WHAT NEEDS TO BE DONE »
Repeat exactly each line of the data provided below.

DATA FOR THIS EXERCISE »
>> Start

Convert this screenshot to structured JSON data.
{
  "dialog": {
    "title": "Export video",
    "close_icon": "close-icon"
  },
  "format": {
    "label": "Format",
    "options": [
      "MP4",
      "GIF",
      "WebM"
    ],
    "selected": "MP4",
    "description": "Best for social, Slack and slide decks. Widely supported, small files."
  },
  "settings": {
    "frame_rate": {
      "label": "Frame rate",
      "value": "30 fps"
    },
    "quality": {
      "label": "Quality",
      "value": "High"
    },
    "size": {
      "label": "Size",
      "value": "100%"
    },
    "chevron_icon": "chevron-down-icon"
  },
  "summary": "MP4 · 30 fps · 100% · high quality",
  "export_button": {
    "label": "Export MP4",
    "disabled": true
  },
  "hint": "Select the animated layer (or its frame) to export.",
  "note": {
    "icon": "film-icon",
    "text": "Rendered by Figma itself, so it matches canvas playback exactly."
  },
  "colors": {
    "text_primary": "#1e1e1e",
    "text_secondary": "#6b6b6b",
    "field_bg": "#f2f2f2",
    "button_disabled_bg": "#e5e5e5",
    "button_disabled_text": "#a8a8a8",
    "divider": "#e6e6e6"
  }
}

>> End

COMPLETE RESPONSE »
Convert this screenshot to structured JSON data.
{
  "dialog": {
    "title": "Export video",
    "close_icon": "close-icon"
  },
  "format": {
    "label": "Format",
    "options": [
      "MP4",
      "GIF",
      "WebM"
    ],
    "selected": "MP4",
    "description": "Best for social, Slack and slide decks. Widely supported, small files."
  },
  "settings": {
    "frame_rate": {
      "label": "Frame rate",
      "value": "30 fps"
    },
    "quality": {
      "label": "Quality",
      "value": "High"
    },
    "size": {
      "label": "Size",
      "value": "100%"
    },
    "chevron_icon": "chevron-down-icon"
  },
  "summary": "MP4 · 30 fps · 100% · high quality",
  "export_button": {
    "label": "Export MP4",
    "disabled": true
  },
  "hint": "Select the animated layer (or its frame) to export.",
  "note": {
    "icon": "film-icon",
    "text": "Rendered by Figma itself, so it matches canvas playback exactly."
  },
  "colors": {
    "text_primary": "#1e1e1e",
    "text_secondary": "#6b6b6b",
    "field_bg": "#f2f2f2",
    "button_disabled_bg": "#e5e5e5",
    "button_disabled_text": "#a8a8a8",
    "divider": "#e6e6e6"
  }
}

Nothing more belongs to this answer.